─── Exercise material ───

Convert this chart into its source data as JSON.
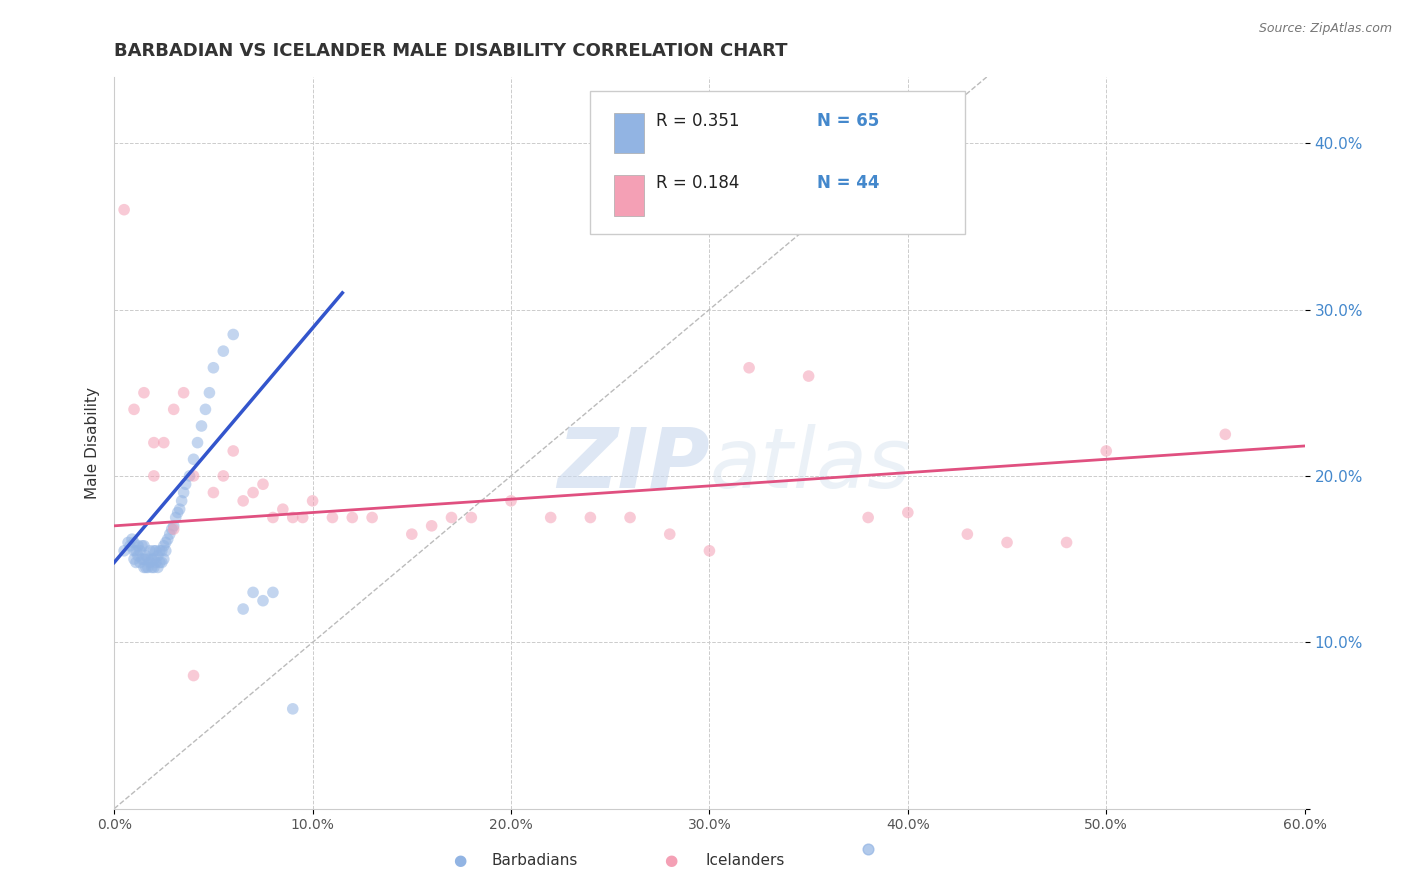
{
  "title": "BARBADIAN VS ICELANDER MALE DISABILITY CORRELATION CHART",
  "source": "Source: ZipAtlas.com",
  "ylabel": "Male Disability",
  "watermark": "ZIPatlas",
  "xlim": [
    0.0,
    0.6
  ],
  "ylim": [
    0.0,
    0.44
  ],
  "xticks": [
    0.0,
    0.1,
    0.2,
    0.3,
    0.4,
    0.5,
    0.6
  ],
  "yticks": [
    0.0,
    0.1,
    0.2,
    0.3,
    0.4
  ],
  "xtick_labels": [
    "0.0%",
    "10.0%",
    "20.0%",
    "30.0%",
    "40.0%",
    "50.0%",
    "60.0%"
  ],
  "ytick_labels": [
    "",
    "10.0%",
    "20.0%",
    "30.0%",
    "40.0%"
  ],
  "legend_r1": "R = 0.351",
  "legend_n1": "N = 65",
  "legend_r2": "R = 0.184",
  "legend_n2": "N = 44",
  "barbadian_color": "#92b4e3",
  "icelander_color": "#f4a0b5",
  "barbadian_label": "Barbadians",
  "icelander_label": "Icelanders",
  "blue_line_color": "#3355cc",
  "pink_line_color": "#e05080",
  "ref_line_color": "#bbbbbb",
  "barbadians_x": [
    0.005,
    0.007,
    0.008,
    0.009,
    0.01,
    0.01,
    0.01,
    0.011,
    0.011,
    0.012,
    0.012,
    0.013,
    0.013,
    0.014,
    0.014,
    0.015,
    0.015,
    0.015,
    0.016,
    0.016,
    0.017,
    0.017,
    0.018,
    0.018,
    0.019,
    0.019,
    0.02,
    0.02,
    0.02,
    0.021,
    0.021,
    0.022,
    0.022,
    0.023,
    0.023,
    0.024,
    0.024,
    0.025,
    0.025,
    0.026,
    0.026,
    0.027,
    0.028,
    0.029,
    0.03,
    0.031,
    0.032,
    0.033,
    0.034,
    0.035,
    0.036,
    0.038,
    0.04,
    0.042,
    0.044,
    0.046,
    0.048,
    0.05,
    0.055,
    0.06,
    0.065,
    0.07,
    0.075,
    0.08,
    0.09
  ],
  "barbadians_y": [
    0.155,
    0.16,
    0.158,
    0.162,
    0.15,
    0.155,
    0.16,
    0.148,
    0.155,
    0.152,
    0.158,
    0.148,
    0.155,
    0.15,
    0.158,
    0.145,
    0.15,
    0.158,
    0.145,
    0.152,
    0.145,
    0.15,
    0.148,
    0.155,
    0.145,
    0.15,
    0.145,
    0.15,
    0.155,
    0.148,
    0.155,
    0.145,
    0.152,
    0.148,
    0.155,
    0.148,
    0.155,
    0.15,
    0.158,
    0.155,
    0.16,
    0.162,
    0.165,
    0.168,
    0.17,
    0.175,
    0.178,
    0.18,
    0.185,
    0.19,
    0.195,
    0.2,
    0.21,
    0.22,
    0.23,
    0.24,
    0.25,
    0.265,
    0.275,
    0.285,
    0.12,
    0.13,
    0.125,
    0.13,
    0.06
  ],
  "icelanders_x": [
    0.005,
    0.01,
    0.015,
    0.02,
    0.025,
    0.03,
    0.035,
    0.04,
    0.05,
    0.055,
    0.06,
    0.065,
    0.07,
    0.075,
    0.08,
    0.085,
    0.09,
    0.095,
    0.1,
    0.11,
    0.12,
    0.13,
    0.15,
    0.16,
    0.17,
    0.18,
    0.2,
    0.22,
    0.24,
    0.26,
    0.28,
    0.3,
    0.32,
    0.35,
    0.38,
    0.4,
    0.43,
    0.45,
    0.48,
    0.5,
    0.56,
    0.02,
    0.03,
    0.04
  ],
  "icelanders_y": [
    0.36,
    0.24,
    0.25,
    0.22,
    0.22,
    0.24,
    0.25,
    0.2,
    0.19,
    0.2,
    0.215,
    0.185,
    0.19,
    0.195,
    0.175,
    0.18,
    0.175,
    0.175,
    0.185,
    0.175,
    0.175,
    0.175,
    0.165,
    0.17,
    0.175,
    0.175,
    0.185,
    0.175,
    0.175,
    0.175,
    0.165,
    0.155,
    0.265,
    0.26,
    0.175,
    0.178,
    0.165,
    0.16,
    0.16,
    0.215,
    0.225,
    0.2,
    0.168,
    0.08
  ],
  "blue_trend_x": [
    0.0,
    0.115
  ],
  "blue_trend_y": [
    0.148,
    0.31
  ],
  "pink_trend_x": [
    0.0,
    0.6
  ],
  "pink_trend_y": [
    0.17,
    0.218
  ],
  "ref_line_x": [
    0.0,
    0.44
  ],
  "ref_line_y": [
    0.0,
    0.44
  ],
  "title_fontsize": 13,
  "label_fontsize": 11,
  "tick_fontsize": 10,
  "marker_size": 70,
  "marker_alpha": 0.55,
  "tick_color": "#4488cc",
  "grid_color": "#cccccc",
  "title_color": "#333333",
  "source_color": "#777777"
}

───

> [Exercise prompt]
Go through the listing above and write it out again exactly, dropping the pictures.

> [Answer to the task]
Convert this chart into its source data as JSON.
{
  "title": "BARBADIAN VS ICELANDER MALE DISABILITY CORRELATION CHART",
  "source": "Source: ZipAtlas.com",
  "ylabel": "Male Disability",
  "watermark": "ZIPatlas",
  "xlim": [
    0.0,
    0.6
  ],
  "ylim": [
    0.0,
    0.44
  ],
  "xticks": [
    0.0,
    0.1,
    0.2,
    0.3,
    0.4,
    0.5,
    0.6
  ],
  "yticks": [
    0.0,
    0.1,
    0.2,
    0.3,
    0.4
  ],
  "xtick_labels": [
    "0.0%",
    "10.0%",
    "20.0%",
    "30.0%",
    "40.0%",
    "50.0%",
    "60.0%"
  ],
  "ytick_labels": [
    "",
    "10.0%",
    "20.0%",
    "30.0%",
    "40.0%"
  ],
  "legend_r1": "R = 0.351",
  "legend_n1": "N = 65",
  "legend_r2": "R = 0.184",
  "legend_n2": "N = 44",
  "barbadian_color": "#92b4e3",
  "icelander_color": "#f4a0b5",
  "barbadian_label": "Barbadians",
  "icelander_label": "Icelanders",
  "blue_line_color": "#3355cc",
  "pink_line_color": "#e05080",
  "ref_line_color": "#bbbbbb",
  "barbadians_x": [
    0.005,
    0.007,
    0.008,
    0.009,
    0.01,
    0.01,
    0.01,
    0.011,
    0.011,
    0.012,
    0.012,
    0.013,
    0.013,
    0.014,
    0.014,
    0.015,
    0.015,
    0.015,
    0.016,
    0.016,
    0.017,
    0.017,
    0.018,
    0.018,
    0.019,
    0.019,
    0.02,
    0.02,
    0.02,
    0.021,
    0.021,
    0.022,
    0.022,
    0.023,
    0.023,
    0.024,
    0.024,
    0.025,
    0.025,
    0.026,
    0.026,
    0.027,
    0.028,
    0.029,
    0.03,
    0.031,
    0.032,
    0.033,
    0.034,
    0.035,
    0.036,
    0.038,
    0.04,
    0.042,
    0.044,
    0.046,
    0.048,
    0.05,
    0.055,
    0.06,
    0.065,
    0.07,
    0.075,
    0.08,
    0.09
  ],
  "barbadians_y": [
    0.155,
    0.16,
    0.158,
    0.162,
    0.15,
    0.155,
    0.16,
    0.148,
    0.155,
    0.152,
    0.158,
    0.148,
    0.155,
    0.15,
    0.158,
    0.145,
    0.15,
    0.158,
    0.145,
    0.152,
    0.145,
    0.15,
    0.148,
    0.155,
    0.145,
    0.15,
    0.145,
    0.15,
    0.155,
    0.148,
    0.155,
    0.145,
    0.152,
    0.148,
    0.155,
    0.148,
    0.155,
    0.15,
    0.158,
    0.155,
    0.16,
    0.162,
    0.165,
    0.168,
    0.17,
    0.175,
    0.178,
    0.18,
    0.185,
    0.19,
    0.195,
    0.2,
    0.21,
    0.22,
    0.23,
    0.24,
    0.25,
    0.265,
    0.275,
    0.285,
    0.12,
    0.13,
    0.125,
    0.13,
    0.06
  ],
  "icelanders_x": [
    0.005,
    0.01,
    0.015,
    0.02,
    0.025,
    0.03,
    0.035,
    0.04,
    0.05,
    0.055,
    0.06,
    0.065,
    0.07,
    0.075,
    0.08,
    0.085,
    0.09,
    0.095,
    0.1,
    0.11,
    0.12,
    0.13,
    0.15,
    0.16,
    0.17,
    0.18,
    0.2,
    0.22,
    0.24,
    0.26,
    0.28,
    0.3,
    0.32,
    0.35,
    0.38,
    0.4,
    0.43,
    0.45,
    0.48,
    0.5,
    0.56,
    0.02,
    0.03,
    0.04
  ],
  "icelanders_y": [
    0.36,
    0.24,
    0.25,
    0.22,
    0.22,
    0.24,
    0.25,
    0.2,
    0.19,
    0.2,
    0.215,
    0.185,
    0.19,
    0.195,
    0.175,
    0.18,
    0.175,
    0.175,
    0.185,
    0.175,
    0.175,
    0.175,
    0.165,
    0.17,
    0.175,
    0.175,
    0.185,
    0.175,
    0.175,
    0.175,
    0.165,
    0.155,
    0.265,
    0.26,
    0.175,
    0.178,
    0.165,
    0.16,
    0.16,
    0.215,
    0.225,
    0.2,
    0.168,
    0.08
  ],
  "blue_trend_x": [
    0.0,
    0.115
  ],
  "blue_trend_y": [
    0.148,
    0.31
  ],
  "pink_trend_x": [
    0.0,
    0.6
  ],
  "pink_trend_y": [
    0.17,
    0.218
  ],
  "ref_line_x": [
    0.0,
    0.44
  ],
  "ref_line_y": [
    0.0,
    0.44
  ],
  "title_fontsize": 13,
  "label_fontsize": 11,
  "tick_fontsize": 10,
  "marker_size": 70,
  "marker_alpha": 0.55,
  "tick_color": "#4488cc",
  "grid_color": "#cccccc",
  "title_color": "#333333",
  "source_color": "#777777"
}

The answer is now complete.